◆ **REQUIRED WORK**
Across the entries below, count the lines in which the word "simples" occurs. Reply with the count alone.
** Opening DATA SUPPLIED block **
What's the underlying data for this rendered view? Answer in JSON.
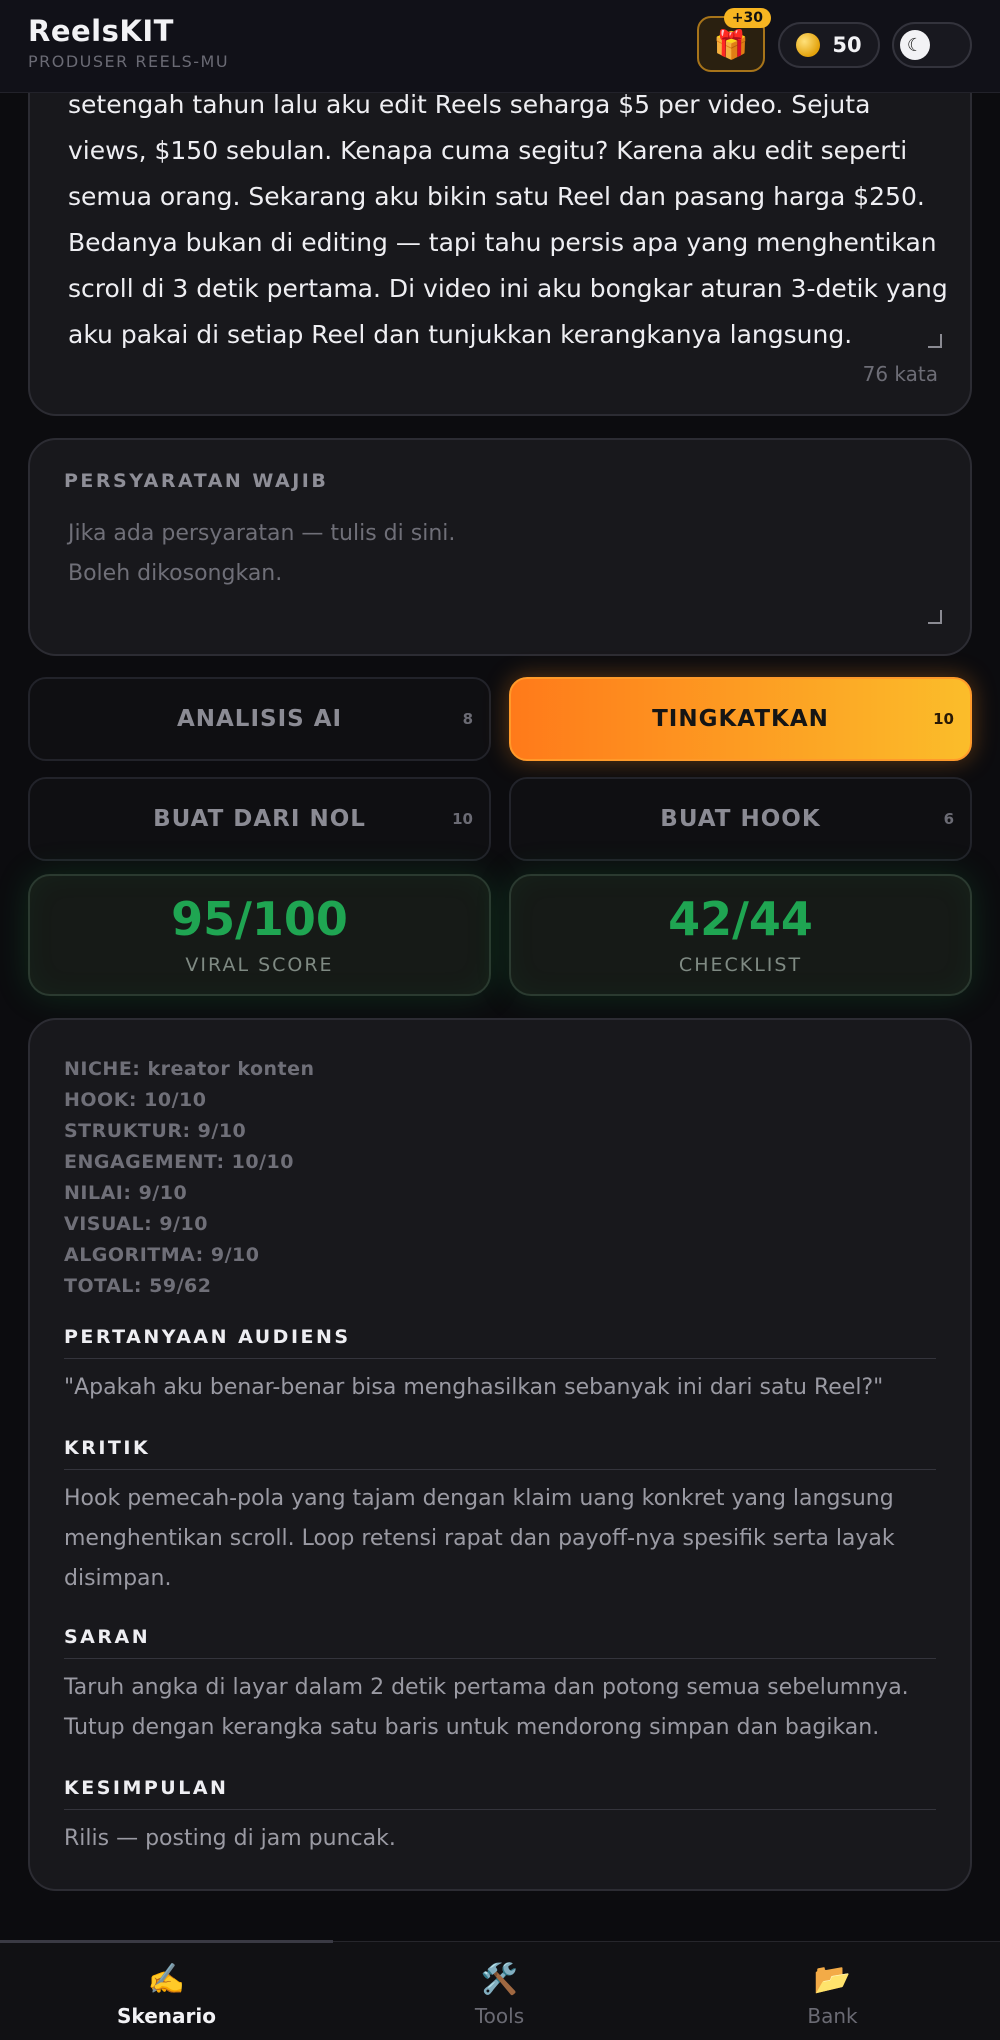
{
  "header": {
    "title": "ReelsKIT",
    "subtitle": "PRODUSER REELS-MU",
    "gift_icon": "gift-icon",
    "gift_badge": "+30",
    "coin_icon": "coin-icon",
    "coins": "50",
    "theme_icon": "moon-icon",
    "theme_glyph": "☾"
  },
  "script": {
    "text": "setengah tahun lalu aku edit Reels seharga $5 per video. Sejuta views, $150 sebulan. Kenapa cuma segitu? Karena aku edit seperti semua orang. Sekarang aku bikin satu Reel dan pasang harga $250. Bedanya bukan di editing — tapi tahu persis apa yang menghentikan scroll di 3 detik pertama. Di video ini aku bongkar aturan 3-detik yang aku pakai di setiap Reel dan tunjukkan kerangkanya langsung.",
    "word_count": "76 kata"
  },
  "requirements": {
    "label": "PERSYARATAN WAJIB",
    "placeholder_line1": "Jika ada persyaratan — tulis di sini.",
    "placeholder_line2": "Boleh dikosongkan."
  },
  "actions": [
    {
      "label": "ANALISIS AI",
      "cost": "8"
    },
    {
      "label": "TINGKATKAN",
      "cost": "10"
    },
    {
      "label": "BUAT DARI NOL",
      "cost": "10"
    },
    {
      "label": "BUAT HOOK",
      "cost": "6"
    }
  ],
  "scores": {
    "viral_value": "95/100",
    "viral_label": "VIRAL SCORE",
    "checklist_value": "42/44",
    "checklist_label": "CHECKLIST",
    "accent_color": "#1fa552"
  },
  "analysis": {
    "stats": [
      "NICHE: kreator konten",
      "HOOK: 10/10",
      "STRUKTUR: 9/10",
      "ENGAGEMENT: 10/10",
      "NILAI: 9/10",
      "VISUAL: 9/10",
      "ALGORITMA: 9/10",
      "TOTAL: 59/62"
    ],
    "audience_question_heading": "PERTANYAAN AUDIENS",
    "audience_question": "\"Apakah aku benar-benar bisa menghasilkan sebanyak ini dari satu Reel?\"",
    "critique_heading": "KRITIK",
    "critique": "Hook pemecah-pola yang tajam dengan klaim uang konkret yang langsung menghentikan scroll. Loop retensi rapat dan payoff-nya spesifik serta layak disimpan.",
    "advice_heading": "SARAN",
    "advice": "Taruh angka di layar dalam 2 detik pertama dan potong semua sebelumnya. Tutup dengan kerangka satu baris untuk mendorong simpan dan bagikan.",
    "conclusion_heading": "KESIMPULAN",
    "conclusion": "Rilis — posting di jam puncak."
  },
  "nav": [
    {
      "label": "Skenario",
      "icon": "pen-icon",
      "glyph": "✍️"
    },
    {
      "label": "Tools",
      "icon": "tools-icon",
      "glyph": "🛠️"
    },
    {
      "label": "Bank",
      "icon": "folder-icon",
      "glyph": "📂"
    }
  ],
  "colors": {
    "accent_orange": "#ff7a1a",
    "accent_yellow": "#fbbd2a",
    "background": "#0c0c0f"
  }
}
** Closing DATA SUPPLIED block **
** Opening DATA SUPPLIED block **
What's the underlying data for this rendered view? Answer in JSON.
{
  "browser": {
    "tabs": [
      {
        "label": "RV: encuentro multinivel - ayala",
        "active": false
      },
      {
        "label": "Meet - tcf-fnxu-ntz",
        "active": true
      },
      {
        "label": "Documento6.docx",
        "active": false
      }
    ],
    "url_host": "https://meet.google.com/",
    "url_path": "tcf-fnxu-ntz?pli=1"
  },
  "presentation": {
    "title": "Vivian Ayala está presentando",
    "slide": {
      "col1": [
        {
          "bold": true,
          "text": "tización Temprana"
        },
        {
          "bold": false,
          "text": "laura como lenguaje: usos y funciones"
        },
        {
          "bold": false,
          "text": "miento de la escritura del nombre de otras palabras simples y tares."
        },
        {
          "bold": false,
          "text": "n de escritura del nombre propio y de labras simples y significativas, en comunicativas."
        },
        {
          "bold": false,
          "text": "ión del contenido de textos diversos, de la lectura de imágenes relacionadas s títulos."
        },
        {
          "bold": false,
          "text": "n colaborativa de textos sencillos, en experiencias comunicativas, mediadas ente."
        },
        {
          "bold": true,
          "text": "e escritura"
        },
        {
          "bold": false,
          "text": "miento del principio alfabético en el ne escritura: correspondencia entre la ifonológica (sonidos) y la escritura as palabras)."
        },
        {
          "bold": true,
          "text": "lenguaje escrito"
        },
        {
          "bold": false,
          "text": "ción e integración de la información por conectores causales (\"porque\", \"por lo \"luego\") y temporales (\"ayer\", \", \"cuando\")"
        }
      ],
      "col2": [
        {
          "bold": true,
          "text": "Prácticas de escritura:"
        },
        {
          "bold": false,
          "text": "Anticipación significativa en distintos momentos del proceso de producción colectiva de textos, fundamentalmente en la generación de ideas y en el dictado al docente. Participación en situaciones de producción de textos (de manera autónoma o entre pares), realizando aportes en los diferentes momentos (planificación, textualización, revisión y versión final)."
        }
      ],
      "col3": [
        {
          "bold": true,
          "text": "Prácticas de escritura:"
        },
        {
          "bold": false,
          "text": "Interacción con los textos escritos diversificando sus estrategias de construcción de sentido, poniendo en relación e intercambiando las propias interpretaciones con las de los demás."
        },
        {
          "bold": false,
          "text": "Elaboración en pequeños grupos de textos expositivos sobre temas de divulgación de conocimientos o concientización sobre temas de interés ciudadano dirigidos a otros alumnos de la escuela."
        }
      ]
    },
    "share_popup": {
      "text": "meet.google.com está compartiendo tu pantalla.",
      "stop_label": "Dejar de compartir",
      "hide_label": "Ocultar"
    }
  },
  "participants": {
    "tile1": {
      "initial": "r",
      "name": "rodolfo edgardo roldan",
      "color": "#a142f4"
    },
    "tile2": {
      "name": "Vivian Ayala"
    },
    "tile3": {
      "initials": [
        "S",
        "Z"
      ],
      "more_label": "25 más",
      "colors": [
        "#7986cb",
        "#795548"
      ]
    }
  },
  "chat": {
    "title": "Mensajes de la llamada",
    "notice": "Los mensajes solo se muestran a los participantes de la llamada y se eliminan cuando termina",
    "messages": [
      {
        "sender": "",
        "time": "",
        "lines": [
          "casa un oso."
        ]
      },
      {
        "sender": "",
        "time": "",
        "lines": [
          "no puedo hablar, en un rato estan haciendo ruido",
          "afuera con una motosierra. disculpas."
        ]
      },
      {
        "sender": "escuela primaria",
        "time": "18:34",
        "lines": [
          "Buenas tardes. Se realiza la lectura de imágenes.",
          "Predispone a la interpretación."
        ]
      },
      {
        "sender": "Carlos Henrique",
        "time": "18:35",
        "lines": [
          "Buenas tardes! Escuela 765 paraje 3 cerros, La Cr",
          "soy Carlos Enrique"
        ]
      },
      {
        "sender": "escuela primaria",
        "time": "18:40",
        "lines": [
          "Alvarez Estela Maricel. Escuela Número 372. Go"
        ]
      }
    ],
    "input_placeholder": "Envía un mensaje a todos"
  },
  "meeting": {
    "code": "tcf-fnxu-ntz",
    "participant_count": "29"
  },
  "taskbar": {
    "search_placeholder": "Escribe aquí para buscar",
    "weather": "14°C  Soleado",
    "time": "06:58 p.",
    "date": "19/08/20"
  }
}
** Closing DATA SUPPLIED block **
◆ **RESULT OF THE TASK**
2